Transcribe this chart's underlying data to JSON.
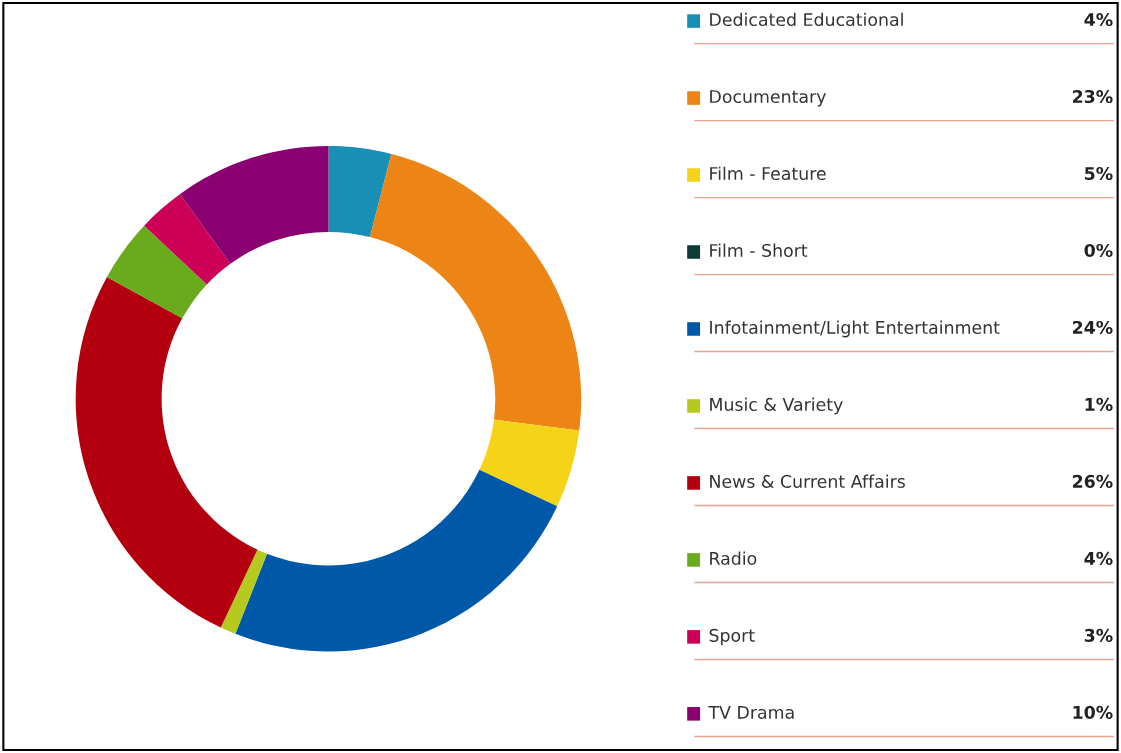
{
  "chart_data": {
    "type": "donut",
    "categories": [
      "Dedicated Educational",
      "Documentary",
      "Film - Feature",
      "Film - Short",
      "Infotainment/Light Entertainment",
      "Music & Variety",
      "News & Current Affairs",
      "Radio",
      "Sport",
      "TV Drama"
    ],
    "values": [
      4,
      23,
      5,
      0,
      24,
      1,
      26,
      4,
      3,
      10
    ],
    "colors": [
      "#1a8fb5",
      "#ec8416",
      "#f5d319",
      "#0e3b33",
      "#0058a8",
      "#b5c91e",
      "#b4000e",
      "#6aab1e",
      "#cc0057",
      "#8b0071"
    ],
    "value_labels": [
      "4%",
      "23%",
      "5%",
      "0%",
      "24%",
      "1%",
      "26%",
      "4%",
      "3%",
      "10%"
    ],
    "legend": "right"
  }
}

───

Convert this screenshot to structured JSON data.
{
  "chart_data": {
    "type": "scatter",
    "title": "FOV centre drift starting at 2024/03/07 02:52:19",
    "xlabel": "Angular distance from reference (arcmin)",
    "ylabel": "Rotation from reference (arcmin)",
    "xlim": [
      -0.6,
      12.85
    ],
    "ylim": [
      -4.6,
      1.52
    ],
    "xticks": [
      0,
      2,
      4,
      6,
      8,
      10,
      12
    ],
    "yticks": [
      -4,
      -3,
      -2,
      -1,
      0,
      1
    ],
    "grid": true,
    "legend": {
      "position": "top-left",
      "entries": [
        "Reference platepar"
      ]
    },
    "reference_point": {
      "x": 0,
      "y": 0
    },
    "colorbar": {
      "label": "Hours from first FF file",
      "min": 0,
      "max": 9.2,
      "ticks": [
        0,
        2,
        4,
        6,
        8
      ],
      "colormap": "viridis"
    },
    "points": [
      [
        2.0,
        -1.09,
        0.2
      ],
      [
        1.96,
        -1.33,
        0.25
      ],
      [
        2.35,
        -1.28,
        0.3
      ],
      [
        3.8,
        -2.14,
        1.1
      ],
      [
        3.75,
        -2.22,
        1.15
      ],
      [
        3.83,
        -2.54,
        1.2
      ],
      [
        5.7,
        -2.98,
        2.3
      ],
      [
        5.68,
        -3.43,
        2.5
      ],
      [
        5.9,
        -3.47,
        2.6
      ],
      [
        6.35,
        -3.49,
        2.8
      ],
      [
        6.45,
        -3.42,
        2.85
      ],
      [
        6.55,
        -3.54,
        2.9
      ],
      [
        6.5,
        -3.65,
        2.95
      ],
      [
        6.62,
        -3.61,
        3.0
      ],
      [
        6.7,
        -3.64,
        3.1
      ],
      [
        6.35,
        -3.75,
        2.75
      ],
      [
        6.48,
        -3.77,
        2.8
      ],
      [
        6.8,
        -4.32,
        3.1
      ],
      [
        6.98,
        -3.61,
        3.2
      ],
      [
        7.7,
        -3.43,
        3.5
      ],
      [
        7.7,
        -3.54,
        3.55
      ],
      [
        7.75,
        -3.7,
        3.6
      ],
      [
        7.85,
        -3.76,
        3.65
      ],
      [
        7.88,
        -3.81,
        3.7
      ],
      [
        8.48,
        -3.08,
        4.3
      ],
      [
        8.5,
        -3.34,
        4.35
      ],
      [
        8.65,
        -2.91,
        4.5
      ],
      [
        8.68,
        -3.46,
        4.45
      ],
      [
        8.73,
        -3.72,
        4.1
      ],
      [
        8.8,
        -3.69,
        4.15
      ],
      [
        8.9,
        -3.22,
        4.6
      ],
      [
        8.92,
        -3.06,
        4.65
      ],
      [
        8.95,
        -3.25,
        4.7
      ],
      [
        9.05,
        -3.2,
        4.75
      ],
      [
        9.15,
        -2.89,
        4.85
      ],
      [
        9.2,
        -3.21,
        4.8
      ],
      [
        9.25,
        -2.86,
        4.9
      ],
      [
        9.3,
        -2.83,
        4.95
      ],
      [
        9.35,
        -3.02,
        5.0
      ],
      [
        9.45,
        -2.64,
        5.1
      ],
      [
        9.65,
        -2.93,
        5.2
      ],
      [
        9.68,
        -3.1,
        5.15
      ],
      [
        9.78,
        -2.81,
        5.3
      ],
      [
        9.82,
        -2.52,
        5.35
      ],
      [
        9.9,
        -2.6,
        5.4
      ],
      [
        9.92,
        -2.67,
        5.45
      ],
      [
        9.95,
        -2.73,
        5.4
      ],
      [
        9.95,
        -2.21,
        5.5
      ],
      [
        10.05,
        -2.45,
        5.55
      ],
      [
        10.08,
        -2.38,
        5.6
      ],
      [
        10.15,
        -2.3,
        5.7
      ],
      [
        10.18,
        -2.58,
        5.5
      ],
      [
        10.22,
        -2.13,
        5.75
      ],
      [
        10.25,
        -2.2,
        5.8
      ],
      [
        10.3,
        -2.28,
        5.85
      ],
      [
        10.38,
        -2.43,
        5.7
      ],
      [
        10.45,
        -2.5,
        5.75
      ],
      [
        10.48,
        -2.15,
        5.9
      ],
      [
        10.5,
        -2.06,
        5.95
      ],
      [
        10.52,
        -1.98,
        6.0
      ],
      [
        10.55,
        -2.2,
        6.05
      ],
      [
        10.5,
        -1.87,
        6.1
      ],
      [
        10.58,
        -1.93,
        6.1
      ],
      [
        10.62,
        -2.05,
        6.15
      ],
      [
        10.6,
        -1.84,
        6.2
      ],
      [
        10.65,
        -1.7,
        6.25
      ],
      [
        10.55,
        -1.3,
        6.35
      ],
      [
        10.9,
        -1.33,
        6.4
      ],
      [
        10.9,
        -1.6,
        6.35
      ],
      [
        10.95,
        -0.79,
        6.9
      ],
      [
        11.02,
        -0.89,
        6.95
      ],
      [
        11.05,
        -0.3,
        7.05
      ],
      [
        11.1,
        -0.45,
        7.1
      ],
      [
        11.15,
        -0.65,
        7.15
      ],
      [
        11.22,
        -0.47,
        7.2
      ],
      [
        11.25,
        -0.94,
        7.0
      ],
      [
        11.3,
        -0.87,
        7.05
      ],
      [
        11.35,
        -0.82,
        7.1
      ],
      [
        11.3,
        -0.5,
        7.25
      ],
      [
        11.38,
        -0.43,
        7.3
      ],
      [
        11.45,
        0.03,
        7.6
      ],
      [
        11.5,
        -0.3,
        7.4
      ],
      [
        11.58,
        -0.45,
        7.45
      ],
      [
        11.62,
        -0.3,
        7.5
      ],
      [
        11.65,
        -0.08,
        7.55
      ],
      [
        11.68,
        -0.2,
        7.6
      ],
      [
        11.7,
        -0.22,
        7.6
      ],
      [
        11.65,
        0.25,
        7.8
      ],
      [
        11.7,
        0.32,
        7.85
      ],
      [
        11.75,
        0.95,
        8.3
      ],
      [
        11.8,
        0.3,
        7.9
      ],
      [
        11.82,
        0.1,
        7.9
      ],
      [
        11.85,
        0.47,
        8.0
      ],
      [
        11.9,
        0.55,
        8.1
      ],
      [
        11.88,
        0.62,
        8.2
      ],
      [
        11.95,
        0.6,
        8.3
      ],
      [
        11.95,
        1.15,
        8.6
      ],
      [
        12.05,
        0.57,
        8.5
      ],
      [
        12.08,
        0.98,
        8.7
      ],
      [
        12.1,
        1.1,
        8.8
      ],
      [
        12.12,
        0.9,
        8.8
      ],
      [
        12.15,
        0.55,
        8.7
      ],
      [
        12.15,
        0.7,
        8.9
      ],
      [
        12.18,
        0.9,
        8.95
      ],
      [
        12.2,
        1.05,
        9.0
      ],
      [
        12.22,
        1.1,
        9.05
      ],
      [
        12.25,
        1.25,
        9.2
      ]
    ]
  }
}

───

§ SET TASK: Search the material above for "this". Pull out each line where it shows up.

§ SOLUTION BELOW:
Transcribe this chart's underlying data to JSON.
Convert this screenshot to structured JSON data.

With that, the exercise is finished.